[Stated task]: Return every line of the records below verbatim, with no pictures in the copy.

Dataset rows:

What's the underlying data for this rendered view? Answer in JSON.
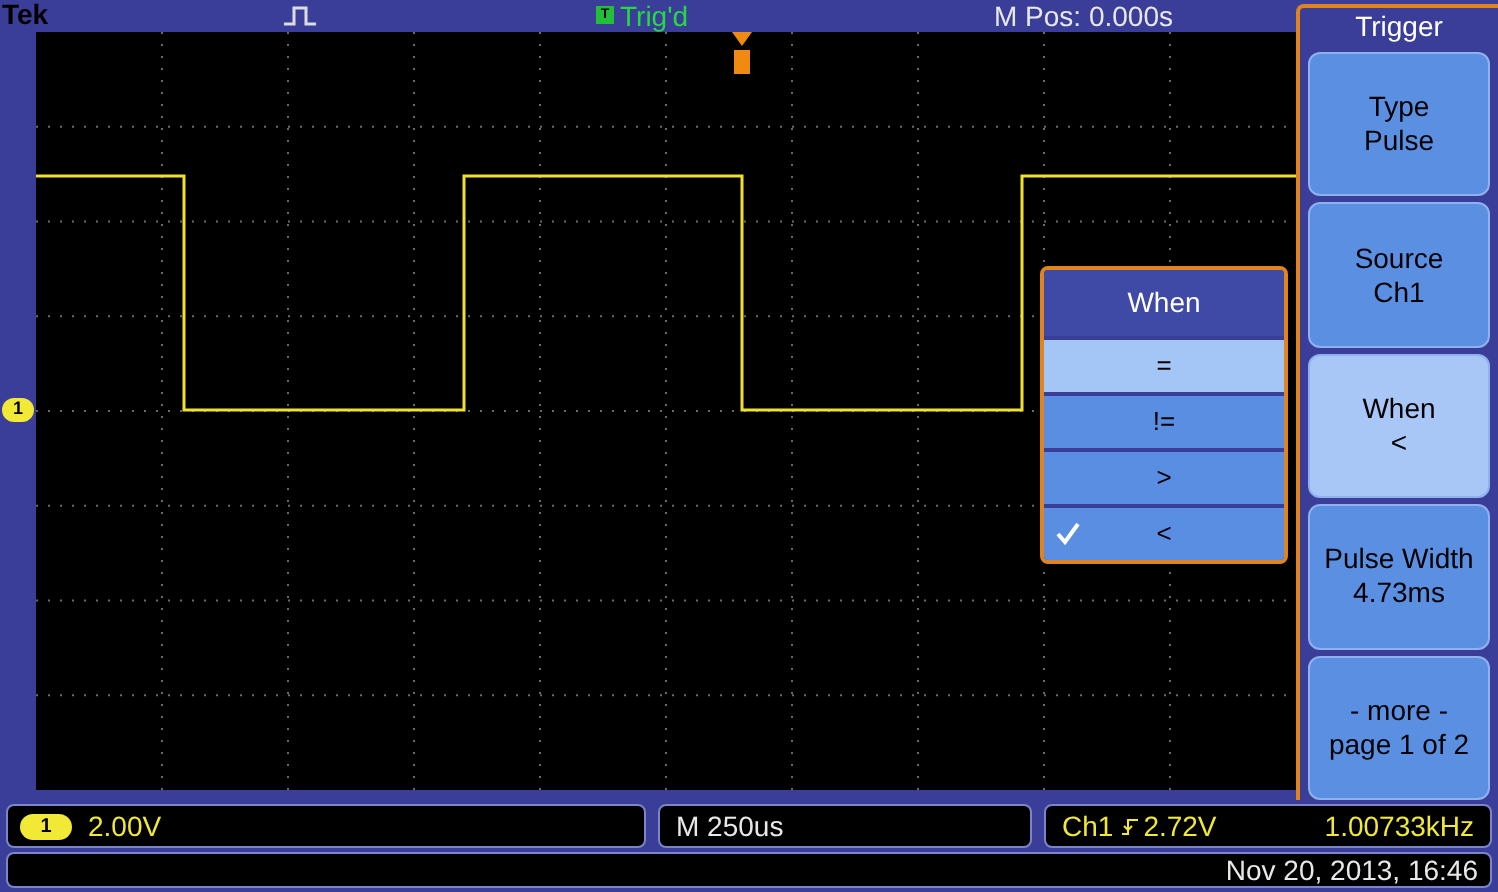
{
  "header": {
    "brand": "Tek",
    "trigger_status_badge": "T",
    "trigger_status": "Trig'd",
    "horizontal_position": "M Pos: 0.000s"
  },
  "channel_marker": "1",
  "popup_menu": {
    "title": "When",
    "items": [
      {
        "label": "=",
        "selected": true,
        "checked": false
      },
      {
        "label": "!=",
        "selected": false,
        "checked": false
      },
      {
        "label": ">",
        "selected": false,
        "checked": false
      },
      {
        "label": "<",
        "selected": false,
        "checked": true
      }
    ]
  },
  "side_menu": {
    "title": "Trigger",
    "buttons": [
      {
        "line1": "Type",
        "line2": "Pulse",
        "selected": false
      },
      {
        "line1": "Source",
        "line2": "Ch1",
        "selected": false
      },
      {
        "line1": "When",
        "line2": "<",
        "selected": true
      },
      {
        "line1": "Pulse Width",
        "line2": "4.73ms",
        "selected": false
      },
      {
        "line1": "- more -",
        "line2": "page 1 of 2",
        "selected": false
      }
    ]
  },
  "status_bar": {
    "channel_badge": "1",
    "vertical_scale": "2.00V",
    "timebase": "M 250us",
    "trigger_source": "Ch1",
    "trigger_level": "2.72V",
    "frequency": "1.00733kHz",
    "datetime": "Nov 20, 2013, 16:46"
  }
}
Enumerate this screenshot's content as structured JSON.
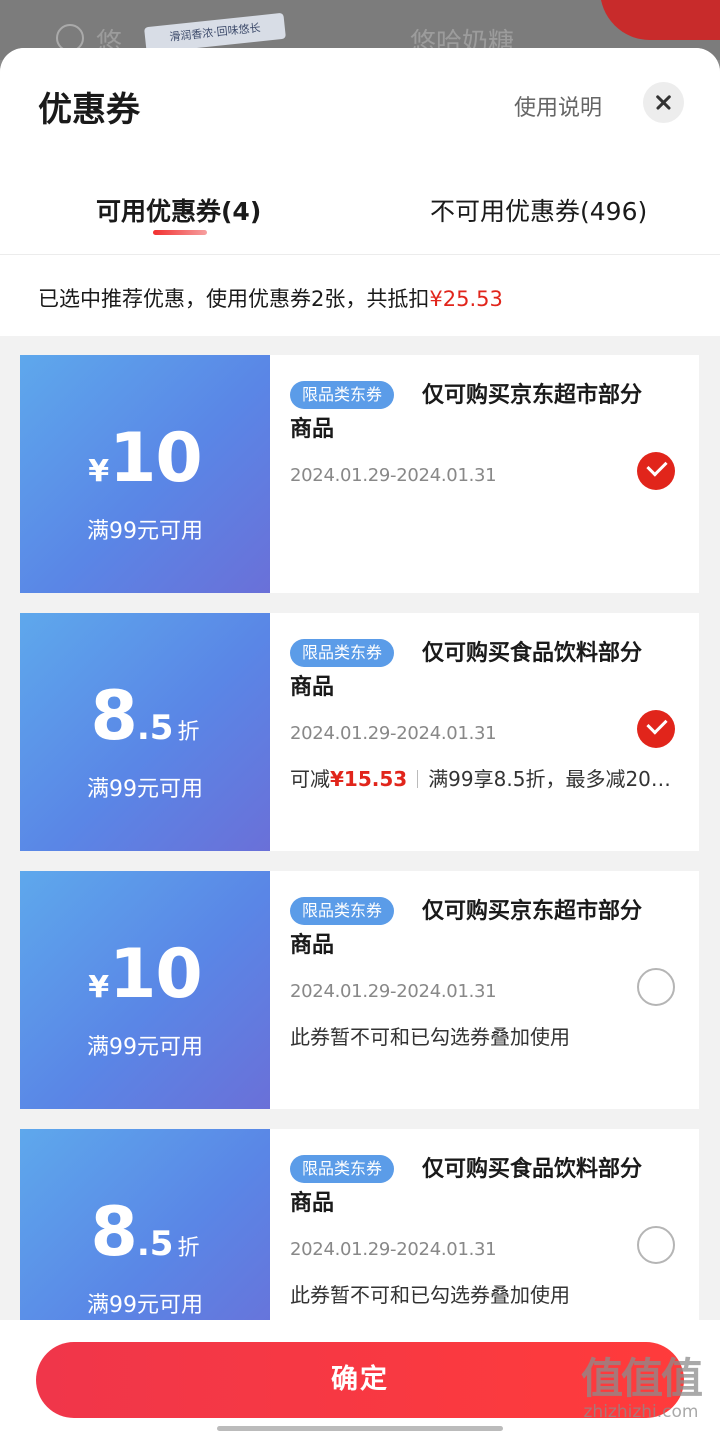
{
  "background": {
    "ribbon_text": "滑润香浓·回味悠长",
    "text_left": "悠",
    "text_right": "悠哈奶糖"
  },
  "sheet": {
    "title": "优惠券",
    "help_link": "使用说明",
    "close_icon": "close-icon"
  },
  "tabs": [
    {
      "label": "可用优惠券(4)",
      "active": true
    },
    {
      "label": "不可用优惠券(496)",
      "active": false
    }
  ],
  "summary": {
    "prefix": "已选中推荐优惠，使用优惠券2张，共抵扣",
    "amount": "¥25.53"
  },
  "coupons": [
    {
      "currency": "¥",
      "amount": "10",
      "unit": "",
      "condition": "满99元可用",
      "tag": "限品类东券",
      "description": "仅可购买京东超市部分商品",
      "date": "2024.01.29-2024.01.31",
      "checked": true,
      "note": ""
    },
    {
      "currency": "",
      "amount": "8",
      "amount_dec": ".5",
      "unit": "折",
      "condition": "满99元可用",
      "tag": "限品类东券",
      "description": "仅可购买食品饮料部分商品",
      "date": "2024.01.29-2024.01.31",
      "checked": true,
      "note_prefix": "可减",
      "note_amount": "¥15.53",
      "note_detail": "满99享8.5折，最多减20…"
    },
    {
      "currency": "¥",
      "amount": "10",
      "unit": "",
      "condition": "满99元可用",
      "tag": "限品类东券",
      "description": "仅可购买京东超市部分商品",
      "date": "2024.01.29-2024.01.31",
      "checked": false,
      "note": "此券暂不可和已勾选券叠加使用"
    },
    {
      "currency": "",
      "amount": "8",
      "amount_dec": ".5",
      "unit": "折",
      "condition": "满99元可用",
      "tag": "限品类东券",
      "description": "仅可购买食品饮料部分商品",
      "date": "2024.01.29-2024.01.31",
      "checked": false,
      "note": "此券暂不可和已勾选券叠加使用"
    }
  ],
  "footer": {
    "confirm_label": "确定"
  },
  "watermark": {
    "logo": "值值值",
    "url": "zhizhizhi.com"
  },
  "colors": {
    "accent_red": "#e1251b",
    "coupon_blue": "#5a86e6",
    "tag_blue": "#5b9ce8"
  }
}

[Final result]:
What's the underlying data for this rendered view? Answer in JSON.
{
  "header": {
    "brand": "Tek",
    "trigger_status_badge": "T",
    "trigger_status": "Trig'd",
    "horizontal_position": "M Pos: 0.000s"
  },
  "channel_marker": "1",
  "popup_menu": {
    "title": "When",
    "items": [
      {
        "label": "=",
        "selected": true,
        "checked": false
      },
      {
        "label": "!=",
        "selected": false,
        "checked": false
      },
      {
        "label": ">",
        "selected": false,
        "checked": false
      },
      {
        "label": "<",
        "selected": false,
        "checked": true
      }
    ]
  },
  "side_menu": {
    "title": "Trigger",
    "buttons": [
      {
        "line1": "Type",
        "line2": "Pulse",
        "selected": false
      },
      {
        "line1": "Source",
        "line2": "Ch1",
        "selected": false
      },
      {
        "line1": "When",
        "line2": "<",
        "selected": true
      },
      {
        "line1": "Pulse Width",
        "line2": "4.73ms",
        "selected": false
      },
      {
        "line1": "- more -",
        "line2": "page 1 of 2",
        "selected": false
      }
    ]
  },
  "status_bar": {
    "channel_badge": "1",
    "vertical_scale": "2.00V",
    "timebase": "M 250us",
    "trigger_source": "Ch1",
    "trigger_level": "2.72V",
    "frequency": "1.00733kHz",
    "datetime": "Nov 20, 2013, 16:46"
  }
}
Enumerate this screenshot's content as structured JSON.
{
  "background": {
    "ribbon_text": "滑润香浓·回味悠长",
    "text_left": "悠",
    "text_right": "悠哈奶糖"
  },
  "sheet": {
    "title": "优惠券",
    "help_link": "使用说明",
    "close_icon": "close-icon"
  },
  "tabs": [
    {
      "label": "可用优惠券(4)",
      "active": true
    },
    {
      "label": "不可用优惠券(496)",
      "active": false
    }
  ],
  "summary": {
    "prefix": "已选中推荐优惠，使用优惠券2张，共抵扣",
    "amount": "¥25.53"
  },
  "coupons": [
    {
      "currency": "¥",
      "amount": "10",
      "unit": "",
      "condition": "满99元可用",
      "tag": "限品类东券",
      "description": "仅可购买京东超市部分商品",
      "date": "2024.01.29-2024.01.31",
      "checked": true,
      "note": ""
    },
    {
      "currency": "",
      "amount": "8",
      "amount_dec": ".5",
      "unit": "折",
      "condition": "满99元可用",
      "tag": "限品类东券",
      "description": "仅可购买食品饮料部分商品",
      "date": "2024.01.29-2024.01.31",
      "checked": true,
      "note_prefix": "可减",
      "note_amount": "¥15.53",
      "note_detail": "满99享8.5折，最多减20…"
    },
    {
      "currency": "¥",
      "amount": "10",
      "unit": "",
      "condition": "满99元可用",
      "tag": "限品类东券",
      "description": "仅可购买京东超市部分商品",
      "date": "2024.01.29-2024.01.31",
      "checked": false,
      "note": "此券暂不可和已勾选券叠加使用"
    },
    {
      "currency": "",
      "amount": "8",
      "amount_dec": ".5",
      "unit": "折",
      "condition": "满99元可用",
      "tag": "限品类东券",
      "description": "仅可购买食品饮料部分商品",
      "date": "2024.01.29-2024.01.31",
      "checked": false,
      "note": "此券暂不可和已勾选券叠加使用"
    }
  ],
  "footer": {
    "confirm_label": "确定"
  },
  "watermark": {
    "logo": "值值值",
    "url": "zhizhizhi.com"
  },
  "colors": {
    "accent_red": "#e1251b",
    "coupon_blue": "#5a86e6",
    "tag_blue": "#5b9ce8"
  }
}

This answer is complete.